◆ **Set task**: Work out how many lines in the listing below include the word "wprost"; answer with the number alone.

◆ **Provided entries**:
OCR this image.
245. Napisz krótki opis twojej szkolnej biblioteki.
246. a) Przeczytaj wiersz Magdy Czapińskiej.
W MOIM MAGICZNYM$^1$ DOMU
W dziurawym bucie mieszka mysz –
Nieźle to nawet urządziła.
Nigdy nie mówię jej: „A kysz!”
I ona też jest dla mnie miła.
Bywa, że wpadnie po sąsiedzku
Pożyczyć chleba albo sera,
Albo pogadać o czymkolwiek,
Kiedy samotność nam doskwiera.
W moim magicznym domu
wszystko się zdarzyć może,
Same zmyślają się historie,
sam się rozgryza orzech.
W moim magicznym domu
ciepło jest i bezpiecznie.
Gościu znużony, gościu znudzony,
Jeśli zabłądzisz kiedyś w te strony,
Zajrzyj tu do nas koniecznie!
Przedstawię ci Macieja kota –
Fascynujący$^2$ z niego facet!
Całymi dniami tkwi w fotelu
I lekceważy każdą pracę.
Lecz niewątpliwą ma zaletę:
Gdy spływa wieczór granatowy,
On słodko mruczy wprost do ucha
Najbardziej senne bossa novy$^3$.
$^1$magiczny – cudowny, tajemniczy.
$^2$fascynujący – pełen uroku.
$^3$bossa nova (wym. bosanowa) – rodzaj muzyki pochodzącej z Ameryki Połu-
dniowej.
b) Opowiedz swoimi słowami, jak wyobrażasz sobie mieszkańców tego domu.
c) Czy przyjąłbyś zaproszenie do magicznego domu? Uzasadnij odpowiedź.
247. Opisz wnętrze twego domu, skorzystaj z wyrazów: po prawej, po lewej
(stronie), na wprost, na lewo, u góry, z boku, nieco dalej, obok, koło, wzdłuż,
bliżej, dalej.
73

◆ **Written answer**: 2